BRIEF: Reproduce the records verbatim, starting at their first line and continuing through the line that contains "previous-page-icon[interactable] <box>1372 603", including both of these lines.

Spatial layout data

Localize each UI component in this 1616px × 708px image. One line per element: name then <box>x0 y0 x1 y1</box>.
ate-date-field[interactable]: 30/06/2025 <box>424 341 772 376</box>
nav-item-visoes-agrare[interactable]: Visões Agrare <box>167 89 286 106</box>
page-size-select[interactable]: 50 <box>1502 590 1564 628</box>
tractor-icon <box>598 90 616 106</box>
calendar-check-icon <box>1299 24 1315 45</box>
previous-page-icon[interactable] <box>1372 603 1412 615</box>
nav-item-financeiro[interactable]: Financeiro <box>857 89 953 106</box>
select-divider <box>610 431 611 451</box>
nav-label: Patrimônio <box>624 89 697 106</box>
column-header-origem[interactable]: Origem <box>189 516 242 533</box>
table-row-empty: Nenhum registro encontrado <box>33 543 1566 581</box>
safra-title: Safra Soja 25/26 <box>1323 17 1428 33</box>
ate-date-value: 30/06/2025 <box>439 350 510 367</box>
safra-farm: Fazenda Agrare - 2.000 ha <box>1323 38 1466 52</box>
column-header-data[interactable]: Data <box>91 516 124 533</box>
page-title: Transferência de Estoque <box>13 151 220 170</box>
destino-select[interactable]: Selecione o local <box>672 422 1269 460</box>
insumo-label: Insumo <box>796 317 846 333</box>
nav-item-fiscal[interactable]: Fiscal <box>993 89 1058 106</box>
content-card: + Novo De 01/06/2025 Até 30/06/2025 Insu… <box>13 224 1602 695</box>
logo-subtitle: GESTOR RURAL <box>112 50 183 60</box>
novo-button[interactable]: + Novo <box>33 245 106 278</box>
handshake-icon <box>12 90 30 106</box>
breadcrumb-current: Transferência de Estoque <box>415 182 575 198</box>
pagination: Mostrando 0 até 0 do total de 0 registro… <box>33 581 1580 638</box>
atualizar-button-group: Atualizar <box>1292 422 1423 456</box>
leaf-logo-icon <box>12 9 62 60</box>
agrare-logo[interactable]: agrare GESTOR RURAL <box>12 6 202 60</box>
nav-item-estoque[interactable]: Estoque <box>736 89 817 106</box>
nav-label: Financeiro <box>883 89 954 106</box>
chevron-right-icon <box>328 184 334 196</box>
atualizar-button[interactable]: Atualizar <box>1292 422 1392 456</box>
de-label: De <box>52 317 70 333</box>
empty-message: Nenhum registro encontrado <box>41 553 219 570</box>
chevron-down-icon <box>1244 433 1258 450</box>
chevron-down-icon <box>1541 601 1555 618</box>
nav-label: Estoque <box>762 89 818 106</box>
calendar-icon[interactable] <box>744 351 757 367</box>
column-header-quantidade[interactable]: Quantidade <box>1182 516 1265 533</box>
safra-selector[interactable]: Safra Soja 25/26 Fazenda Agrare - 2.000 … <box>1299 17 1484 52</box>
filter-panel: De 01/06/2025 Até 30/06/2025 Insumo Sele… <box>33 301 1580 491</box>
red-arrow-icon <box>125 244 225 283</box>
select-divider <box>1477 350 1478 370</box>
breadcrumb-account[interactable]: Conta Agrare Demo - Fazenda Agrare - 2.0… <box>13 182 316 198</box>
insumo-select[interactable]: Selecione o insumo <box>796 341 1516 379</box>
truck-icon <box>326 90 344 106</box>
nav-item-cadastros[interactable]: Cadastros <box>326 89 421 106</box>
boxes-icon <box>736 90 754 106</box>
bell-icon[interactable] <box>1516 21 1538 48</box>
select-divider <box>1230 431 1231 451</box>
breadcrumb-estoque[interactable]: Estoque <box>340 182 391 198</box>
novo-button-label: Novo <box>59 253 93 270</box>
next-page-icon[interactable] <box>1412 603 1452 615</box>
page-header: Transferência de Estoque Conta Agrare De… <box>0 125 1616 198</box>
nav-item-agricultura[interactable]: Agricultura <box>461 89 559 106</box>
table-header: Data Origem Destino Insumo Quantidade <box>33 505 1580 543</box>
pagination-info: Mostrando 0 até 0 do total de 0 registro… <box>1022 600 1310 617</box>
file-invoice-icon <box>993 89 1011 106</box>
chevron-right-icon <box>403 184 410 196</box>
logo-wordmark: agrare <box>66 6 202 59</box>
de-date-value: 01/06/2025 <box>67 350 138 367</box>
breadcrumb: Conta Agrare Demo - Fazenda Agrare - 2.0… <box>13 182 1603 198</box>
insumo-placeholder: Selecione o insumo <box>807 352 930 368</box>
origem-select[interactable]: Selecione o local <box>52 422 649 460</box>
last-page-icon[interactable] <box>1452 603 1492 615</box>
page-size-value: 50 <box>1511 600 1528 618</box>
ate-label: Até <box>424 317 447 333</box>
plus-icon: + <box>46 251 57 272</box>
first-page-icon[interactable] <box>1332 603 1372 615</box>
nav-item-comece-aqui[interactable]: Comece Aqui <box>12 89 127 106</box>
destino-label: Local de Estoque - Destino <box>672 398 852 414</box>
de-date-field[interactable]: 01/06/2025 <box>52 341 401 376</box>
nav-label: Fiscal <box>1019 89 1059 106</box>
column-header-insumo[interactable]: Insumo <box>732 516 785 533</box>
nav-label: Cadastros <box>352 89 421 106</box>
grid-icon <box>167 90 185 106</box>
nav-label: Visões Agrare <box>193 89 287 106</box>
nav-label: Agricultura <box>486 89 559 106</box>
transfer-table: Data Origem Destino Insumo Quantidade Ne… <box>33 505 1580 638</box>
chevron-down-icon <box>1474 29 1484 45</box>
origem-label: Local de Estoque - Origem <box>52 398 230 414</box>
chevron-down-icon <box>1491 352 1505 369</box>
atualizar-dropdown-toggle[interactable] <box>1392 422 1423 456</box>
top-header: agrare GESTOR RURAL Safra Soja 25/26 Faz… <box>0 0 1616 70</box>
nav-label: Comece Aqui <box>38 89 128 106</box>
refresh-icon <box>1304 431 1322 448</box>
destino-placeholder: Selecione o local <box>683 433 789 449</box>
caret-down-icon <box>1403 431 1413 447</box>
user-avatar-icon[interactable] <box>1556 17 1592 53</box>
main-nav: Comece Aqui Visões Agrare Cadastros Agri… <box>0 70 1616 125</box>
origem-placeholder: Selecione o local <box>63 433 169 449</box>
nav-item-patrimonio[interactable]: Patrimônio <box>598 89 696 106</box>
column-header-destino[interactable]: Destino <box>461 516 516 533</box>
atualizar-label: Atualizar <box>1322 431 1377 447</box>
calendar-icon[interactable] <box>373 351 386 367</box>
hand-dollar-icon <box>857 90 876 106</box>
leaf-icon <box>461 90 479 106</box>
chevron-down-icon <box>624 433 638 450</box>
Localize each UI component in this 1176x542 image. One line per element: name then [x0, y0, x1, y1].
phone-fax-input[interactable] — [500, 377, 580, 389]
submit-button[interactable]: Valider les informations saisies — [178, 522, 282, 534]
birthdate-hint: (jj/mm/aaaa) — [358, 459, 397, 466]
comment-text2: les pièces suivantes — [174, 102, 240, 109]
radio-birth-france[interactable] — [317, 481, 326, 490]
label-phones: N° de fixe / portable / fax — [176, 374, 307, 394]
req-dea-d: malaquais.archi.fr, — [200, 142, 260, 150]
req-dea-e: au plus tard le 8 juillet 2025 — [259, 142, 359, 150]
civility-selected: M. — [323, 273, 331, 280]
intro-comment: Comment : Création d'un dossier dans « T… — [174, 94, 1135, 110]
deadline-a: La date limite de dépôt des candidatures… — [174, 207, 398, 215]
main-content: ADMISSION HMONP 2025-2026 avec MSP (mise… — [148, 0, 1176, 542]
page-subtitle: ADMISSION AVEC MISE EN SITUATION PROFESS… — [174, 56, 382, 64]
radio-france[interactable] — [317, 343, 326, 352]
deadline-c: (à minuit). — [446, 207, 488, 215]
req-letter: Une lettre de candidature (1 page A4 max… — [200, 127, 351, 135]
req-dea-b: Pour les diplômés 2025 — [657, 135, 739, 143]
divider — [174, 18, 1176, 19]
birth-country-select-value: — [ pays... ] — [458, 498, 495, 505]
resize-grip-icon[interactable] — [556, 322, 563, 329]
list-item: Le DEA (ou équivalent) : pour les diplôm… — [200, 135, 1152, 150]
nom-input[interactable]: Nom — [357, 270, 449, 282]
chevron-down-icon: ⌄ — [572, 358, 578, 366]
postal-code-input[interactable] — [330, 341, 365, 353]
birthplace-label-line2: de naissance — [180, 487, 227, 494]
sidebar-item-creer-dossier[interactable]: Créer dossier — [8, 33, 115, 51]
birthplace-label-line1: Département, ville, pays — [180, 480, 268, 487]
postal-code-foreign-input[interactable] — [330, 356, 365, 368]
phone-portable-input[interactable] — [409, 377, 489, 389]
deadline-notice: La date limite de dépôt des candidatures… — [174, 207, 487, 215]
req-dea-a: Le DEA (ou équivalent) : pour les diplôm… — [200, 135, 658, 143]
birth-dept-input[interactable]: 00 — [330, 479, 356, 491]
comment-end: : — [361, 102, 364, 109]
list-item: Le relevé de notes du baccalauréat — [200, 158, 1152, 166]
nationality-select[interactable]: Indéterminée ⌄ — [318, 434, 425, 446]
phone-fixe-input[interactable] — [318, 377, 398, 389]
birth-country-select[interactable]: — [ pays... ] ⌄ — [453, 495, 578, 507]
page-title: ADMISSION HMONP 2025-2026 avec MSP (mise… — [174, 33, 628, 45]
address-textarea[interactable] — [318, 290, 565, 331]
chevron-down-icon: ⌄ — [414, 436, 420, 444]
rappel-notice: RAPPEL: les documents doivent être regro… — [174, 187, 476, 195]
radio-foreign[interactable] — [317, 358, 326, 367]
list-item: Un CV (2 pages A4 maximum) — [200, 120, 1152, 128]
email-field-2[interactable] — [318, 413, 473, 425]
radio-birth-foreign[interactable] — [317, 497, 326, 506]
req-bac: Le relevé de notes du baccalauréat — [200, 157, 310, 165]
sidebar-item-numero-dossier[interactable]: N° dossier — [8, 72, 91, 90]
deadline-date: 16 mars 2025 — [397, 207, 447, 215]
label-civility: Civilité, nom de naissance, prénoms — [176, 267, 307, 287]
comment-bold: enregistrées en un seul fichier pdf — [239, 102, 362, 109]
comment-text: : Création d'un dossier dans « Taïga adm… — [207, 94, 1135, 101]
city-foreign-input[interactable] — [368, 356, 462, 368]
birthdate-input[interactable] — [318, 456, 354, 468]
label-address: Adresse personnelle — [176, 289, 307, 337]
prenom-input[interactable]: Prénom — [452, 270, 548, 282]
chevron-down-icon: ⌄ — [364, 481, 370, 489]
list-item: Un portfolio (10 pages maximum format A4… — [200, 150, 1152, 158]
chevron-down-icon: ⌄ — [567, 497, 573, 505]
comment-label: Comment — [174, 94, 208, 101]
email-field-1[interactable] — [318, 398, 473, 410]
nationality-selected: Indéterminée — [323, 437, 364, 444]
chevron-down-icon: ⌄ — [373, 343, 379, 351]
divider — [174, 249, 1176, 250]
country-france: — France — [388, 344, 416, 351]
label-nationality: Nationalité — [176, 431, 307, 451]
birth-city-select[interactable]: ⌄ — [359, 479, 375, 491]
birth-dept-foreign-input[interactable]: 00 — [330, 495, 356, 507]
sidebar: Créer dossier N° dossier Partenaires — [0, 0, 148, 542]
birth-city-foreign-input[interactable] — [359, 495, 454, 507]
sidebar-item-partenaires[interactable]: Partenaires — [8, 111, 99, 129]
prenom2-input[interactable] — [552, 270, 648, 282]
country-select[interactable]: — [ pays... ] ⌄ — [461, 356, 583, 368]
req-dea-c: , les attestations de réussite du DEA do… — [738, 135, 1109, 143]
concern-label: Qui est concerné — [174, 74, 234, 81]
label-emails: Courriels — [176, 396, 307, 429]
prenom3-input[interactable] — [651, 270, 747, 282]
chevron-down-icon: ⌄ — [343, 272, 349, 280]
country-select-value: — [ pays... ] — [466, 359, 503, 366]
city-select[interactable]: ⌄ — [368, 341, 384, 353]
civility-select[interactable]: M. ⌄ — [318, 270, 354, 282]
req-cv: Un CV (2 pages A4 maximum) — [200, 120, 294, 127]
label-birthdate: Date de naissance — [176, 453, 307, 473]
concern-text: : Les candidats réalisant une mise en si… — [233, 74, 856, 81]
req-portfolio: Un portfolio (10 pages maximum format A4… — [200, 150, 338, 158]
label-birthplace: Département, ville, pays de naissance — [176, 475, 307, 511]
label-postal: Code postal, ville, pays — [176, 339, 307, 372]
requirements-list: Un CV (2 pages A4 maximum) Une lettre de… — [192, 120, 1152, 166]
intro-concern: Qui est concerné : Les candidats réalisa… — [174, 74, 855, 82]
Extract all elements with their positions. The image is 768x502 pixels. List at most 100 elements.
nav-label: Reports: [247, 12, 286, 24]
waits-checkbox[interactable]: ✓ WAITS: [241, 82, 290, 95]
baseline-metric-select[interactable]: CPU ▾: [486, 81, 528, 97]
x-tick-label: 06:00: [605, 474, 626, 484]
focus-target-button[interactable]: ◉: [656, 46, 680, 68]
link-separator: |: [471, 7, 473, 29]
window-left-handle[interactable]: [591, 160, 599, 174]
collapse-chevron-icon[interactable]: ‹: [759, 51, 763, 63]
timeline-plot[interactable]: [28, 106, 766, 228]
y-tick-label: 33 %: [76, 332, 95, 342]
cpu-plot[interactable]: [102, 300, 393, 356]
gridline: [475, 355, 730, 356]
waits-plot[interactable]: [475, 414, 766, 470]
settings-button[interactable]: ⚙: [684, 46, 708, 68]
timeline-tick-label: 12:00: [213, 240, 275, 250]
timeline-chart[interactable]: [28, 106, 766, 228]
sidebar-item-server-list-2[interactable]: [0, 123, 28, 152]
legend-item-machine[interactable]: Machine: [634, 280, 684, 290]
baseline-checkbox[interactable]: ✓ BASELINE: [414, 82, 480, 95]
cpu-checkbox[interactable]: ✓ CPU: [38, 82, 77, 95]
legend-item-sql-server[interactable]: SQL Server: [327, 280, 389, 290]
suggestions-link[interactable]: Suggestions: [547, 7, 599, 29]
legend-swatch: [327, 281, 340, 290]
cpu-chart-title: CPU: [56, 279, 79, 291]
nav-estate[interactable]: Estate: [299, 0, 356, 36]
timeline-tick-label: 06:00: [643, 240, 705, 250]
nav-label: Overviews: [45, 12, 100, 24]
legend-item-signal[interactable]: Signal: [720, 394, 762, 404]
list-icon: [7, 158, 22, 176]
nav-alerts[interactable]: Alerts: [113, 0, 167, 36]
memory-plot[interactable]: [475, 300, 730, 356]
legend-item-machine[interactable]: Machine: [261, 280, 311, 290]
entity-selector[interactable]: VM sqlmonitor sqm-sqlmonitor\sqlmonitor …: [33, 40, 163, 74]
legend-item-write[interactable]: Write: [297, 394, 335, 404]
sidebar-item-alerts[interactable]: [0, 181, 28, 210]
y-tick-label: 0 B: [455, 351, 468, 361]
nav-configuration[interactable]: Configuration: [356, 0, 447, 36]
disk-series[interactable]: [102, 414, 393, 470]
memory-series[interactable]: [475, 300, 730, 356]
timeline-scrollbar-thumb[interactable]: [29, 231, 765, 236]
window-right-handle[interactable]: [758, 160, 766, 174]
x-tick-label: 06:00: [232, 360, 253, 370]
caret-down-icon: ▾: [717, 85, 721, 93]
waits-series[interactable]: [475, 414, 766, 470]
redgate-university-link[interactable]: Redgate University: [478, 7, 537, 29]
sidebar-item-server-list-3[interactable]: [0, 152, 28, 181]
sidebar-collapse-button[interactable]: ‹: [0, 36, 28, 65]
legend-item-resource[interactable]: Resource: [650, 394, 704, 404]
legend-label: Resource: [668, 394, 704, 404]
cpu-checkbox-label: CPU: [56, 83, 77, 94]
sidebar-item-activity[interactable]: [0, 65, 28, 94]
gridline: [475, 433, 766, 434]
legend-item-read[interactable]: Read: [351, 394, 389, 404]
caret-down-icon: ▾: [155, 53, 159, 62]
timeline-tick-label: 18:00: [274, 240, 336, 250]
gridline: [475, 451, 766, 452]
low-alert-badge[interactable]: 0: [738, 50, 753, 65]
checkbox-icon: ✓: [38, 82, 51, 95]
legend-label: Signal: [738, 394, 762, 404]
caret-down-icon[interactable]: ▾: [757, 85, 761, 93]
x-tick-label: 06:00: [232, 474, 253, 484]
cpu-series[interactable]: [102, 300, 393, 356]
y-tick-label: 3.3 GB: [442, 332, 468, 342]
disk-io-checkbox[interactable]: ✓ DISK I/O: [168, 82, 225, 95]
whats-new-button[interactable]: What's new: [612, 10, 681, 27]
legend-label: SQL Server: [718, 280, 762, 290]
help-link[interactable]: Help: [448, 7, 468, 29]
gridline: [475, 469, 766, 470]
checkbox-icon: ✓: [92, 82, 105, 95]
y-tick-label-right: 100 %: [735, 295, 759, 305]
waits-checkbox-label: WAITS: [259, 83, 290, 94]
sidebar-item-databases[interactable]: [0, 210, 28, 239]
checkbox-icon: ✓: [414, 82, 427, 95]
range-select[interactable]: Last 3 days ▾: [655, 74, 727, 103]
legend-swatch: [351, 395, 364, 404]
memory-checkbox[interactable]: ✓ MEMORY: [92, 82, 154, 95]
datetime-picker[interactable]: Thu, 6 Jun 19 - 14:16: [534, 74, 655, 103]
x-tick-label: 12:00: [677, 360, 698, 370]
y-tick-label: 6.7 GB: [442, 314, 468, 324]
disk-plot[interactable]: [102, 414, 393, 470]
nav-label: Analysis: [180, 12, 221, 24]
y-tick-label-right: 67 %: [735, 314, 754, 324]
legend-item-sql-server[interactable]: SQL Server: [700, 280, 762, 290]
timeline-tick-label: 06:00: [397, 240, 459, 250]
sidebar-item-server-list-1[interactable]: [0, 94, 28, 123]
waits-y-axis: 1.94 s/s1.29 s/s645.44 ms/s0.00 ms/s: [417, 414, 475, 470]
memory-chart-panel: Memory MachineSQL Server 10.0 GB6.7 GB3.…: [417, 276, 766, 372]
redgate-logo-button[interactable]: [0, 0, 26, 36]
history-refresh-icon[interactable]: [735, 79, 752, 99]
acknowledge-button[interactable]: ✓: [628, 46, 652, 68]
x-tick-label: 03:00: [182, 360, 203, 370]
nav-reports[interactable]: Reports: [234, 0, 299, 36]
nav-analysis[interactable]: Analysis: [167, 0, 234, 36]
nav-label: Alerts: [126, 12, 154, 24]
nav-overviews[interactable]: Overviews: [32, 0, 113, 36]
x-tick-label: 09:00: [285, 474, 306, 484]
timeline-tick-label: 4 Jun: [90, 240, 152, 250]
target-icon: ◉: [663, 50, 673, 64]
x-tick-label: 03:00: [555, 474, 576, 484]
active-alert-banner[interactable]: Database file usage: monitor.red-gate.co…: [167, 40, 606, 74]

TASK RESPONSE:
Localize each UI component in this 1616px × 708px image. One line per element: name then <box>x0 y0 x1 y1</box>.
ate-date-field[interactable]: 30/06/2025 <box>424 341 772 376</box>
nav-item-visoes-agrare[interactable]: Visões Agrare <box>167 89 286 106</box>
page-size-select[interactable]: 50 <box>1502 590 1564 628</box>
tractor-icon <box>598 90 616 106</box>
calendar-check-icon <box>1299 24 1315 45</box>
previous-page-icon[interactable] <box>1372 603 1412 615</box>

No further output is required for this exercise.